──────── GIVEN INFORMATION
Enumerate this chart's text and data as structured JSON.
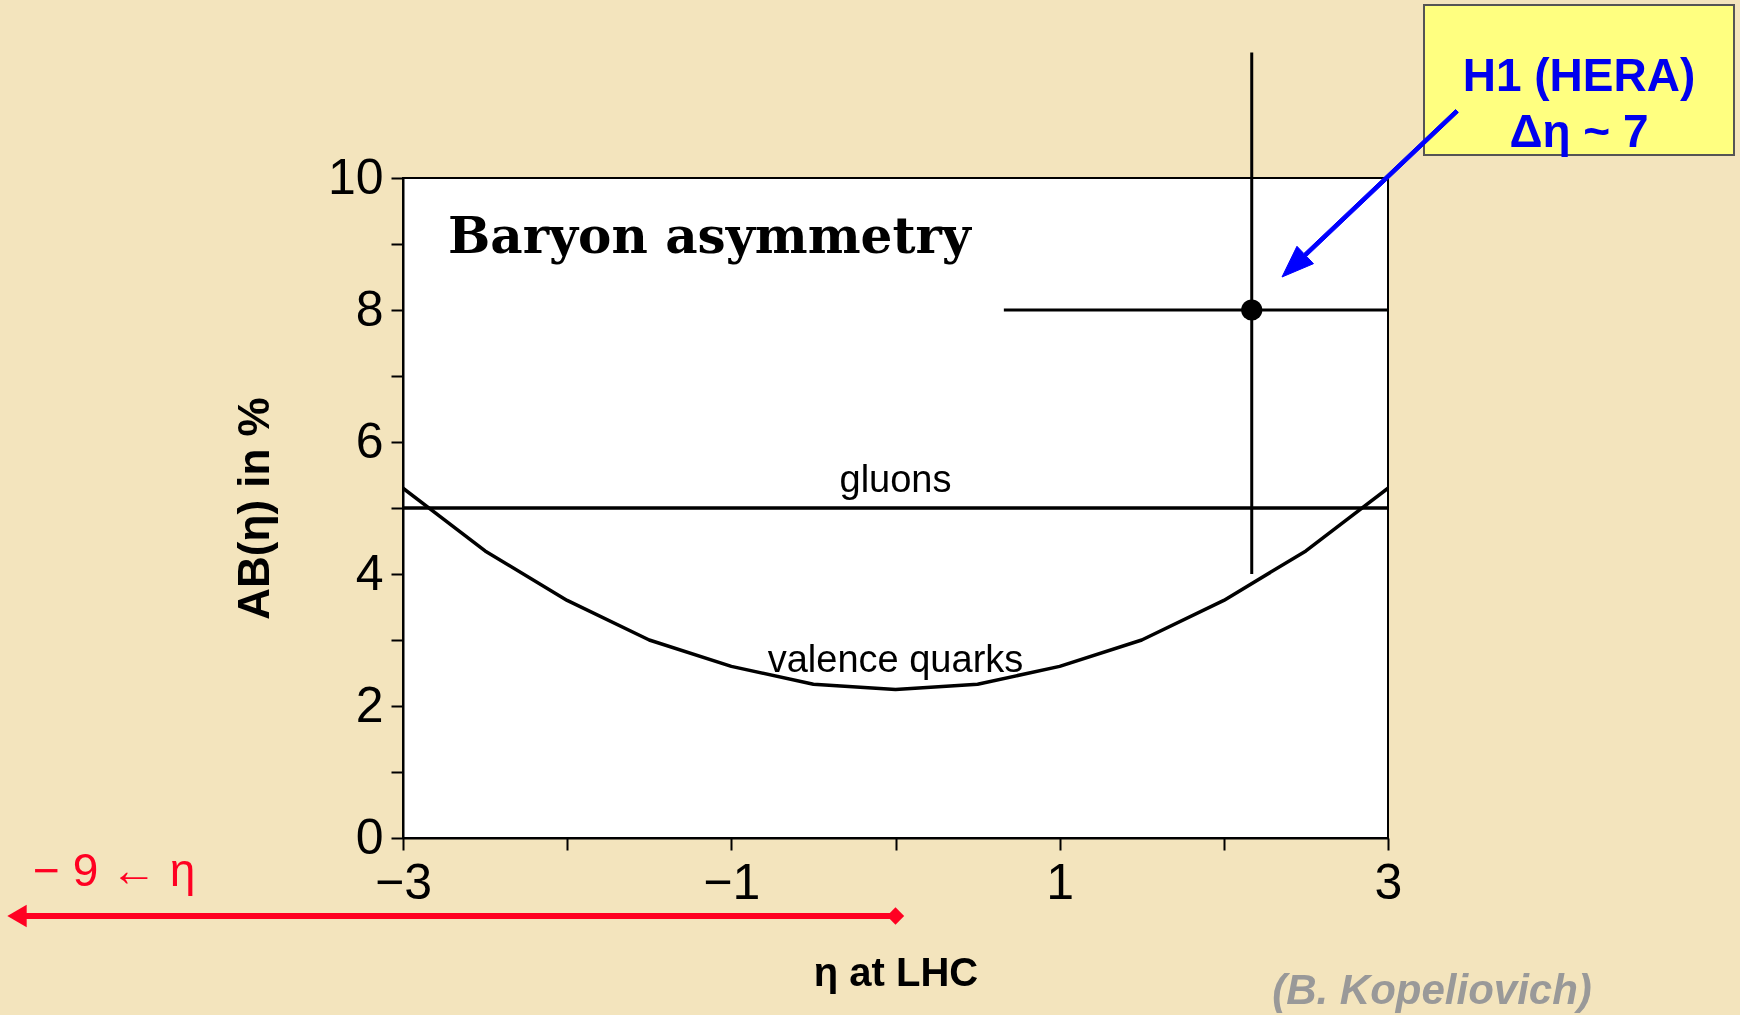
{
  "chart_data": {
    "type": "line",
    "title": "Baryon asymmetry",
    "xlabel": "η  at LHC",
    "ylabel": "AB(η)   in %",
    "xlim": [
      -3,
      3
    ],
    "ylim": [
      0,
      10
    ],
    "xticks": [
      -3,
      {
        "value": -2,
        "label": null
      },
      -1,
      {
        "value": 0,
        "label": null
      },
      1,
      {
        "value": 2,
        "label": null
      },
      3
    ],
    "yticks": [
      0,
      {
        "value": 1,
        "label": null
      },
      2,
      {
        "value": 3,
        "label": null
      },
      4,
      {
        "value": 5,
        "label": null
      },
      6,
      {
        "value": 7,
        "label": null
      },
      8,
      {
        "value": 9,
        "label": null
      },
      10
    ],
    "grid": false,
    "line_style": "solid",
    "series": [
      {
        "name": "gluons",
        "color": "#000000",
        "x": [
          -3,
          3
        ],
        "values": [
          5.0,
          5.0
        ]
      },
      {
        "name": "valence  quarks",
        "color": "#000000",
        "x": [
          -3,
          -2.5,
          -2,
          -1.5,
          -1,
          -0.5,
          0,
          0.5,
          1,
          1.5,
          2,
          2.5,
          3
        ],
        "values": [
          5.3,
          4.35,
          3.6,
          3.0,
          2.6,
          2.33,
          2.25,
          2.33,
          2.6,
          3.0,
          3.6,
          4.35,
          5.3
        ]
      },
      {
        "type": "scatter",
        "color": "#000000",
        "marker": "circle",
        "x": [
          2.17
        ],
        "values": [
          8.0
        ],
        "errors": [
          [
            4.0,
            11.9
          ]
        ],
        "xerrors": [
          [
            0.66,
            3.0
          ]
        ]
      }
    ],
    "annotations": [
      "H1 (HERA)\nΔη ~ 7",
      "− 9 ← η",
      "(B. Kopeliovich)"
    ]
  }
}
────────────────
Reproduce each entry verbatim, excluding any embedded images.

Enumerate this chart's text and data as structured JSON.
{
  "chart_data": {
    "type": "line",
    "title": "Baryon asymmetry",
    "xlabel": "η  at LHC",
    "ylabel": "AB(η)   in %",
    "xlim": [
      -3,
      3
    ],
    "ylim": [
      0,
      10
    ],
    "xticks": [
      -3,
      {
        "value": -2,
        "label": null
      },
      -1,
      {
        "value": 0,
        "label": null
      },
      1,
      {
        "value": 2,
        "label": null
      },
      3
    ],
    "yticks": [
      0,
      {
        "value": 1,
        "label": null
      },
      2,
      {
        "value": 3,
        "label": null
      },
      4,
      {
        "value": 5,
        "label": null
      },
      6,
      {
        "value": 7,
        "label": null
      },
      8,
      {
        "value": 9,
        "label": null
      },
      10
    ],
    "grid": false,
    "line_style": "solid",
    "series": [
      {
        "name": "gluons",
        "color": "#000000",
        "x": [
          -3,
          3
        ],
        "values": [
          5.0,
          5.0
        ]
      },
      {
        "name": "valence  quarks",
        "color": "#000000",
        "x": [
          -3,
          -2.5,
          -2,
          -1.5,
          -1,
          -0.5,
          0,
          0.5,
          1,
          1.5,
          2,
          2.5,
          3
        ],
        "values": [
          5.3,
          4.35,
          3.6,
          3.0,
          2.6,
          2.33,
          2.25,
          2.33,
          2.6,
          3.0,
          3.6,
          4.35,
          5.3
        ]
      },
      {
        "type": "scatter",
        "color": "#000000",
        "marker": "circle",
        "x": [
          2.17
        ],
        "values": [
          8.0
        ],
        "errors": [
          [
            4.0,
            11.9
          ]
        ],
        "xerrors": [
          [
            0.66,
            3.0
          ]
        ]
      }
    ],
    "annotations": [
      "H1 (HERA)\nΔη ~ 7",
      "− 9 ← η",
      "(B. Kopeliovich)"
    ]
  }
}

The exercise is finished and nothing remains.